→ Exercise requirements: Reproduce each of the lines word for word.

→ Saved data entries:
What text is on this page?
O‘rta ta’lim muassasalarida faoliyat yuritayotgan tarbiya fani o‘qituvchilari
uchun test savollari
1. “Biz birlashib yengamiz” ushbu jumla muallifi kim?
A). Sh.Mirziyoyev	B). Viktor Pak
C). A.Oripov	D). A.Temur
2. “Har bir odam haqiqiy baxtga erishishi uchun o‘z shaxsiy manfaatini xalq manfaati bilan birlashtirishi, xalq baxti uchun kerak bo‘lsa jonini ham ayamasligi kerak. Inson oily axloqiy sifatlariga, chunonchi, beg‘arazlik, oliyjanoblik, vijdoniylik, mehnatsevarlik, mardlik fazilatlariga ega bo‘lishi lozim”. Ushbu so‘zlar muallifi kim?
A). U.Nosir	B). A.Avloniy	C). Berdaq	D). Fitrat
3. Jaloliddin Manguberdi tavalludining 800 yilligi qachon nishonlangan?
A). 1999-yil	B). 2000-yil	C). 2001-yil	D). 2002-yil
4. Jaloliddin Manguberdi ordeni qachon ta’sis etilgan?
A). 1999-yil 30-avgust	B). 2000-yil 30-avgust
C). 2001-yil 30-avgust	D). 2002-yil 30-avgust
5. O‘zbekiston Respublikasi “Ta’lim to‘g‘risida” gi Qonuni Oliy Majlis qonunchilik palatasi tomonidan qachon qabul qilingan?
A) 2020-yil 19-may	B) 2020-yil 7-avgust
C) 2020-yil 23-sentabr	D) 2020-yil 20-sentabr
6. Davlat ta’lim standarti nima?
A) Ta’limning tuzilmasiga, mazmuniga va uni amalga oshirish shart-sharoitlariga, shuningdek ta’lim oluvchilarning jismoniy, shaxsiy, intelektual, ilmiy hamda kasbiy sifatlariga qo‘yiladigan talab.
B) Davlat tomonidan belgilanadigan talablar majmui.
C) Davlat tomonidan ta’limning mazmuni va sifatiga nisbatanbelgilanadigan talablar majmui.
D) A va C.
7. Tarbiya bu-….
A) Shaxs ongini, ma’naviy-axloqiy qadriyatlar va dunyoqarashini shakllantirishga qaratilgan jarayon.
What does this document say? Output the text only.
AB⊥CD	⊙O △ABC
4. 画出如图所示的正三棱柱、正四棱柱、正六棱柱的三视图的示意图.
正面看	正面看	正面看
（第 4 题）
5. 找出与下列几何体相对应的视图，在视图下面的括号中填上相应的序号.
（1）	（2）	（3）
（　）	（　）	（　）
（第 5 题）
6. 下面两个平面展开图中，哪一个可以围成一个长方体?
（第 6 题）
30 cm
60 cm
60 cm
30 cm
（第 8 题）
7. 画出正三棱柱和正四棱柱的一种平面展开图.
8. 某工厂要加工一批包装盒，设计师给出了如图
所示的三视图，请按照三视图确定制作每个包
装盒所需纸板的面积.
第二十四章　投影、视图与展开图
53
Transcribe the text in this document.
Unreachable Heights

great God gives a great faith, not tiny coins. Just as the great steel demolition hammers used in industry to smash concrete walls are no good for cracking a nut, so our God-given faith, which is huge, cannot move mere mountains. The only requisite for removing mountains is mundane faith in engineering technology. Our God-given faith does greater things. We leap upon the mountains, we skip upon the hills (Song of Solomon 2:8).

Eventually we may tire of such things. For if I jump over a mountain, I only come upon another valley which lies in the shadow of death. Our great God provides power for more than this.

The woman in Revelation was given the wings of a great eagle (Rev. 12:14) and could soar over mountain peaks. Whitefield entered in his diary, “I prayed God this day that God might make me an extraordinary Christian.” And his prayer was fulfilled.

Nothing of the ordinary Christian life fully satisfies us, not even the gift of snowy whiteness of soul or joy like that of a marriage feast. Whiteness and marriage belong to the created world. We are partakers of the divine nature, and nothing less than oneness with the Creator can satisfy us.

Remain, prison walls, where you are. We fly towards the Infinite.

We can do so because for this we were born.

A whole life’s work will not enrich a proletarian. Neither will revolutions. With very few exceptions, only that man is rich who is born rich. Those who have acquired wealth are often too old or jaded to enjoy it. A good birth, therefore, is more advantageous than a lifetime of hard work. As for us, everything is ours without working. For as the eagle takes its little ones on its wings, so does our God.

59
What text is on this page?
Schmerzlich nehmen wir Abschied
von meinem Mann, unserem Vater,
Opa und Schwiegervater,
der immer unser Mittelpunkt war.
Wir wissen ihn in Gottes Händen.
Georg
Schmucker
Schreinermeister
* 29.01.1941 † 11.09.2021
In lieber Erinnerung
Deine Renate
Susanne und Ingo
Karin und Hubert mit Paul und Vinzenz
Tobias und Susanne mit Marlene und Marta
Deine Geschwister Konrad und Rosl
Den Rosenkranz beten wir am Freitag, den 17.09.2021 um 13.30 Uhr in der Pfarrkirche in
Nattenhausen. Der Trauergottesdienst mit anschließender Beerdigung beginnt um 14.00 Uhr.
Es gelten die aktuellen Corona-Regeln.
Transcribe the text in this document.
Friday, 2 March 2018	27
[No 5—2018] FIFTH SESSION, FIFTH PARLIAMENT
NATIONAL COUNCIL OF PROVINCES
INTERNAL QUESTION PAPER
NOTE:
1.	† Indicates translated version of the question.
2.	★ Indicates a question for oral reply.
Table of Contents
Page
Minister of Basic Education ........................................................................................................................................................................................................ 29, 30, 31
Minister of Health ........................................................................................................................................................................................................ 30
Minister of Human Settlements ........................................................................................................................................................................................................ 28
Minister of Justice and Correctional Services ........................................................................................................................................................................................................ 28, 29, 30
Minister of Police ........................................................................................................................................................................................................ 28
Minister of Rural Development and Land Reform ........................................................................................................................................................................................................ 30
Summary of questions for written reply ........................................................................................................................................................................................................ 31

→ Finished exercise:
What text is on this page?
O‘rta ta’lim muassasalarida faoliyat yuritayotgan tarbiya fani o‘qituvchilari
uchun test savollari
1. “Biz birlashib yengamiz” ushbu jumla muallifi kim?
A). Sh.Mirziyoyev	B). Viktor Pak
C). A.Oripov	D). A.Temur
2. “Har bir odam haqiqiy baxtga erishishi uchun o‘z shaxsiy manfaatini xalq manfaati bilan birlashtirishi, xalq baxti uchun kerak bo‘lsa jonini ham ayamasligi kerak. Inson oily axloqiy sifatlariga, chunonchi, beg‘arazlik, oliyjanoblik, vijdoniylik, mehnatsevarlik, mardlik fazilatlariga ega bo‘lishi lozim”. Ushbu so‘zlar muallifi kim?
A). U.Nosir	B). A.Avloniy	C). Berdaq	D). Fitrat
3. Jaloliddin Manguberdi tavalludining 800 yilligi qachon nishonlangan?
A). 1999-yil	B). 2000-yil	C). 2001-yil	D). 2002-yil
4. Jaloliddin Manguberdi ordeni qachon ta’sis etilgan?
A). 1999-yil 30-avgust	B). 2000-yil 30-avgust
C). 2001-yil 30-avgust	D). 2002-yil 30-avgust
5. O‘zbekiston Respublikasi “Ta’lim to‘g‘risida” gi Qonuni Oliy Majlis qonunchilik palatasi tomonidan qachon qabul qilingan?
A) 2020-yil 19-may	B) 2020-yil 7-avgust
C) 2020-yil 23-sentabr	D) 2020-yil 20-sentabr
6. Davlat ta’lim standarti nima?
A) Ta’limning tuzilmasiga, mazmuniga va uni amalga oshirish shart-sharoitlariga, shuningdek ta’lim oluvchilarning jismoniy, shaxsiy, intelektual, ilmiy hamda kasbiy sifatlariga qo‘yiladigan talab.
B) Davlat tomonidan belgilanadigan talablar majmui.
C) Davlat tomonidan ta’limning mazmuni va sifatiga nisbatanbelgilanadigan talablar majmui.
D) A va C.
7. Tarbiya bu-….
A) Shaxs ongini, ma’naviy-axloqiy qadriyatlar va dunyoqarashini shakllantirishga qaratilgan jarayon.
What does this document say? Output the text only.
AB⊥CD	⊙O △ABC
4. 画出如图所示的正三棱柱、正四棱柱、正六棱柱的三视图的示意图.
正面看	正面看	正面看
（第 4 题）
5. 找出与下列几何体相对应的视图，在视图下面的括号中填上相应的序号.
（1）	（2）	（3）
（　）	（　）	（　）
（第 5 题）
6. 下面两个平面展开图中，哪一个可以围成一个长方体?
（第 6 题）
30 cm
60 cm
60 cm
30 cm
（第 8 题）
7. 画出正三棱柱和正四棱柱的一种平面展开图.
8. 某工厂要加工一批包装盒，设计师给出了如图
所示的三视图，请按照三视图确定制作每个包
装盒所需纸板的面积.
第二十四章　投影、视图与展开图
53
Transcribe the text in this document.
Unreachable Heights

great God gives a great faith, not tiny coins. Just as the great steel demolition hammers used in industry to smash concrete walls are no good for cracking a nut, so our God-given faith, which is huge, cannot move mere mountains. The only requisite for removing mountains is mundane faith in engineering technology. Our God-given faith does greater things. We leap upon the mountains, we skip upon the hills (Song of Solomon 2:8).

Eventually we may tire of such things. For if I jump over a mountain, I only come upon another valley which lies in the shadow of death. Our great God provides power for more than this.

The woman in Revelation was given the wings of a great eagle (Rev. 12:14) and could soar over mountain peaks. Whitefield entered in his diary, “I prayed God this day that God might make me an extraordinary Christian.” And his prayer was fulfilled.

Nothing of the ordinary Christian life fully satisfies us, not even the gift of snowy whiteness of soul or joy like that of a marriage feast. Whiteness and marriage belong to the created world. We are partakers of the divine nature, and nothing less than oneness with the Creator can satisfy us.

Remain, prison walls, where you are. We fly towards the Infinite.

We can do so because for this we were born.

A whole life’s work will not enrich a proletarian. Neither will revolutions. With very few exceptions, only that man is rich who is born rich. Those who have acquired wealth are often too old or jaded to enjoy it. A good birth, therefore, is more advantageous than a lifetime of hard work. As for us, everything is ours without working. For as the eagle takes its little ones on its wings, so does our God.

59
What text is on this page?
Schmerzlich nehmen wir Abschied
von meinem Mann, unserem Vater,
Opa und Schwiegervater,
der immer unser Mittelpunkt war.
Wir wissen ihn in Gottes Händen.
Georg
Schmucker
Schreinermeister
* 29.01.1941 † 11.09.2021
In lieber Erinnerung
Deine Renate
Susanne und Ingo
Karin und Hubert mit Paul und Vinzenz
Tobias und Susanne mit Marlene und Marta
Deine Geschwister Konrad und Rosl
Den Rosenkranz beten wir am Freitag, den 17.09.2021 um 13.30 Uhr in der Pfarrkirche in
Nattenhausen. Der Trauergottesdienst mit anschließender Beerdigung beginnt um 14.00 Uhr.
Es gelten die aktuellen Corona-Regeln.
Transcribe the text in this document.
Friday, 2 March 2018	27
[No 5—2018] FIFTH SESSION, FIFTH PARLIAMENT
NATIONAL COUNCIL OF PROVINCES
INTERNAL QUESTION PAPER
NOTE:
1.	† Indicates translated version of the question.
2.	★ Indicates a question for oral reply.
Table of Contents
Page
Minister of Basic Education ........................................................................................................................................................................................................ 29, 30, 31
Minister of Health ........................................................................................................................................................................................................ 30
Minister of Human Settlements ........................................................................................................................................................................................................ 28
Minister of Justice and Correctional Services ........................................................................................................................................................................................................ 28, 29, 30
Minister of Police ........................................................................................................................................................................................................ 28
Minister of Rural Development and Land Reform ........................................................................................................................................................................................................ 30
Summary of questions for written reply ........................................................................................................................................................................................................ 31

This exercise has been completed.